## SOURCE DATA
+===+
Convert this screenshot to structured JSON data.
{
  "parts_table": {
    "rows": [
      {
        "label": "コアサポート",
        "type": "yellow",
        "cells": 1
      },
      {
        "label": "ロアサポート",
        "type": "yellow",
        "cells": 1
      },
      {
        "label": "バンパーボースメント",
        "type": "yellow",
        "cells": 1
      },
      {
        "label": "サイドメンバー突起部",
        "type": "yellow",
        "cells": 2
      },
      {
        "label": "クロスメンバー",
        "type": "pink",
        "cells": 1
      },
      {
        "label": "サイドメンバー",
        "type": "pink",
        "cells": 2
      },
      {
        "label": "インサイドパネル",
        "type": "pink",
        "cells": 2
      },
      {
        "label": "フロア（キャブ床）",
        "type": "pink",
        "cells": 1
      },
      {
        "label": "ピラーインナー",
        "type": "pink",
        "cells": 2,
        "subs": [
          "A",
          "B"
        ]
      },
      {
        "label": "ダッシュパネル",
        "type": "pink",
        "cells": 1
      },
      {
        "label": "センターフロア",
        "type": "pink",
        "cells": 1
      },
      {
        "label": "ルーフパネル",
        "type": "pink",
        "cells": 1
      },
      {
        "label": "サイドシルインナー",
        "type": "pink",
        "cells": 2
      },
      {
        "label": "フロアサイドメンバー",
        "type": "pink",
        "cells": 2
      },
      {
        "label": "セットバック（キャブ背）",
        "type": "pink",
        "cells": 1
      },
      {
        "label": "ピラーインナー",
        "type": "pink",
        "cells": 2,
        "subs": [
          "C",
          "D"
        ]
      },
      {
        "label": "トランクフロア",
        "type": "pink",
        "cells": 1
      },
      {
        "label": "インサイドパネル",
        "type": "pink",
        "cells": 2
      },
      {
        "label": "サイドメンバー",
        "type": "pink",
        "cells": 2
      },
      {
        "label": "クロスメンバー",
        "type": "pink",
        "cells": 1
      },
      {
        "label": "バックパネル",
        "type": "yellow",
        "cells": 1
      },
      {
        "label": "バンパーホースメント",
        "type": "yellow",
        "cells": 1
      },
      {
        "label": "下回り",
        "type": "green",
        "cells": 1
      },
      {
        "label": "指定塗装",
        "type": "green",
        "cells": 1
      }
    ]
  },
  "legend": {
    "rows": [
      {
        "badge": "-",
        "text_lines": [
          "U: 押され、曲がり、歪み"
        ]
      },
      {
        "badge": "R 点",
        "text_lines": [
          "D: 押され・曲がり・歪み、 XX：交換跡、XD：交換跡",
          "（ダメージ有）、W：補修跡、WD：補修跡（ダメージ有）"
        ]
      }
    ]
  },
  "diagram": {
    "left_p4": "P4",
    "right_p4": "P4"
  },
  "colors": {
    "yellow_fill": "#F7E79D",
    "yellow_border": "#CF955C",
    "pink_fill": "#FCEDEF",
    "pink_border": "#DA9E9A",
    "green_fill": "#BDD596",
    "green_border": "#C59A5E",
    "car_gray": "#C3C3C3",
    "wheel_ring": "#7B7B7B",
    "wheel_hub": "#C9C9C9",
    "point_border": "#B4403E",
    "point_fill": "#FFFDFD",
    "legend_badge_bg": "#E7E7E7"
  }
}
+===+
Give all the records again. Match them exactly.

## OUTPUT OF THE EXERCISE
Convert this screenshot to structured JSON data.
{
  "parts_table": {
    "rows": [
      {
        "label": "コアサポート",
        "type": "yellow",
        "cells": 1
      },
      {
        "label": "ロアサポート",
        "type": "yellow",
        "cells": 1
      },
      {
        "label": "バンパーボースメント",
        "type": "yellow",
        "cells": 1
      },
      {
        "label": "サイドメンバー突起部",
        "type": "yellow",
        "cells": 2
      },
      {
        "label": "クロスメンバー",
        "type": "pink",
        "cells": 1
      },
      {
        "label": "サイドメンバー",
        "type": "pink",
        "cells": 2
      },
      {
        "label": "インサイドパネル",
        "type": "pink",
        "cells": 2
      },
      {
        "label": "フロア（キャブ床）",
        "type": "pink",
        "cells": 1
      },
      {
        "label": "ピラーインナー",
        "type": "pink",
        "cells": 2,
        "subs": [
          "A",
          "B"
        ]
      },
      {
        "label": "ダッシュパネル",
        "type": "pink",
        "cells": 1
      },
      {
        "label": "センターフロア",
        "type": "pink",
        "cells": 1
      },
      {
        "label": "ルーフパネル",
        "type": "pink",
        "cells": 1
      },
      {
        "label": "サイドシルインナー",
        "type": "pink",
        "cells": 2
      },
      {
        "label": "フロアサイドメンバー",
        "type": "pink",
        "cells": 2
      },
      {
        "label": "セットバック（キャブ背）",
        "type": "pink",
        "cells": 1
      },
      {
        "label": "ピラーインナー",
        "type": "pink",
        "cells": 2,
        "subs": [
          "C",
          "D"
        ]
      },
      {
        "label": "トランクフロア",
        "type": "pink",
        "cells": 1
      },
      {
        "label": "インサイドパネル",
        "type": "pink",
        "cells": 2
      },
      {
        "label": "サイドメンバー",
        "type": "pink",
        "cells": 2
      },
      {
        "label": "クロスメンバー",
        "type": "pink",
        "cells": 1
      },
      {
        "label": "バックパネル",
        "type": "yellow",
        "cells": 1
      },
      {
        "label": "バンパーホースメント",
        "type": "yellow",
        "cells": 1
      },
      {
        "label": "下回り",
        "type": "green",
        "cells": 1
      },
      {
        "label": "指定塗装",
        "type": "green",
        "cells": 1
      }
    ]
  },
  "legend": {
    "rows": [
      {
        "badge": "-",
        "text_lines": [
          "U: 押され、曲がり、歪み"
        ]
      },
      {
        "badge": "R 点",
        "text_lines": [
          "D: 押され・曲がり・歪み、 XX：交換跡、XD：交換跡",
          "（ダメージ有）、W：補修跡、WD：補修跡（ダメージ有）"
        ]
      }
    ]
  },
  "diagram": {
    "left_p4": "P4",
    "right_p4": "P4"
  },
  "colors": {
    "yellow_fill": "#F7E79D",
    "yellow_border": "#CF955C",
    "pink_fill": "#FCEDEF",
    "pink_border": "#DA9E9A",
    "green_fill": "#BDD596",
    "green_border": "#C59A5E",
    "car_gray": "#C3C3C3",
    "wheel_ring": "#7B7B7B",
    "wheel_hub": "#C9C9C9",
    "point_border": "#B4403E",
    "point_fill": "#FFFDFD",
    "legend_badge_bg": "#E7E7E7"
  }
}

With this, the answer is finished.